▶ [Request]
All lines featuring the string "bottom" are to be listed.

Excerpts from a figure dataset:
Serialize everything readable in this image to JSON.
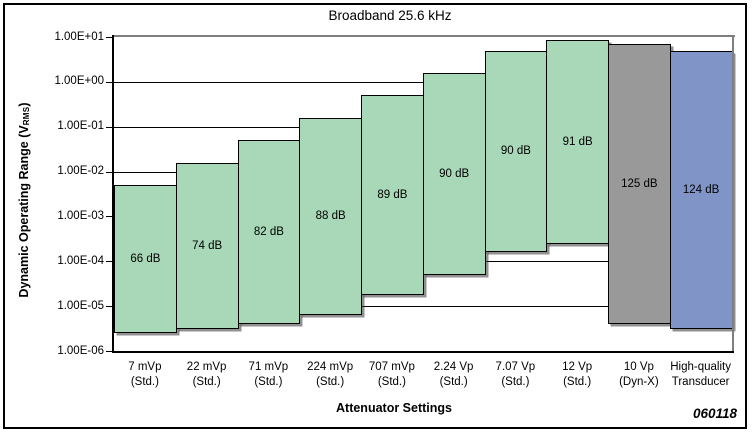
{
  "chart_data": {
    "type": "bar",
    "title": "Broadband 25.6 kHz",
    "xlabel": "Attenuator Settings",
    "ylabel": "Dynamic Operating Range (VRMS)",
    "ylabel_parts": {
      "pre": "Dynamic Operating Range (V",
      "sub": "RMS",
      "post": ")"
    },
    "footer_code": "060118",
    "y_scale": "log",
    "ylim": [
      1e-06,
      10
    ],
    "y_tick_labels": [
      "1.00E+01",
      "1.00E+00",
      "1.00E-01",
      "1.00E-02",
      "1.00E-03",
      "1.00E-04",
      "1.00E-05",
      "1.00E-06"
    ],
    "y_tick_values": [
      10,
      1,
      0.1,
      0.01,
      0.001,
      0.0001,
      1e-05,
      1e-06
    ],
    "grid": "horizontal",
    "legend": "none",
    "colors": {
      "green": "#a8d8b8",
      "gray": "#999999",
      "blue": "#8094c8",
      "frame": "#7f7f7f",
      "axis": "#000000"
    },
    "bars": [
      {
        "category_line1": "7 mVp",
        "category_line2": "(Std.)",
        "top": 0.00495,
        "bottom": 2.48e-06,
        "range_label": "66 dB",
        "color": "green"
      },
      {
        "category_line1": "22 mVp",
        "category_line2": "(Std.)",
        "top": 0.0156,
        "bottom": 3.1e-06,
        "range_label": "74 dB",
        "color": "green"
      },
      {
        "category_line1": "71 mVp",
        "category_line2": "(Std.)",
        "top": 0.05,
        "bottom": 3.99e-06,
        "range_label": "82 dB",
        "color": "green"
      },
      {
        "category_line1": "224 mVp",
        "category_line2": "(Std.)",
        "top": 0.158,
        "bottom": 6.3e-06,
        "range_label": "88 dB",
        "color": "green"
      },
      {
        "category_line1": "707 mVp",
        "category_line2": "(Std.)",
        "top": 0.5,
        "bottom": 1.77e-05,
        "range_label": "89 dB",
        "color": "green"
      },
      {
        "category_line1": "2.24 Vp",
        "category_line2": "(Std.)",
        "top": 1.58,
        "bottom": 5e-05,
        "range_label": "90 dB",
        "color": "green"
      },
      {
        "category_line1": "7.07 Vp",
        "category_line2": "(Std.)",
        "top": 5.0,
        "bottom": 0.000158,
        "range_label": "90 dB",
        "color": "green"
      },
      {
        "category_line1": "12 Vp",
        "category_line2": "(Std.)",
        "top": 8.49,
        "bottom": 0.000239,
        "range_label": "91 dB",
        "color": "green"
      },
      {
        "category_line1": "10 Vp",
        "category_line2": "(Dyn-X)",
        "top": 7.07,
        "bottom": 3.98e-06,
        "range_label": "125 dB",
        "color": "gray"
      },
      {
        "category_line1": "High-quality",
        "category_line2": "Transducer",
        "top": 5.0,
        "bottom": 3.15e-06,
        "range_label": "124 dB",
        "color": "blue"
      }
    ]
  }
}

▶ [In response]
        "bottom": 2.48e-06,
        "bottom": 3.1e-06,
        "bottom": 3.99e-06,
        "bottom": 6.3e-06,
        "bottom": 1.77e-05,
        "bottom": 5e-05,
        "bottom": 0.000158,
        "bottom": 0.000239,
        "bottom": 3.98e-06,
        "bottom": 3.15e-06,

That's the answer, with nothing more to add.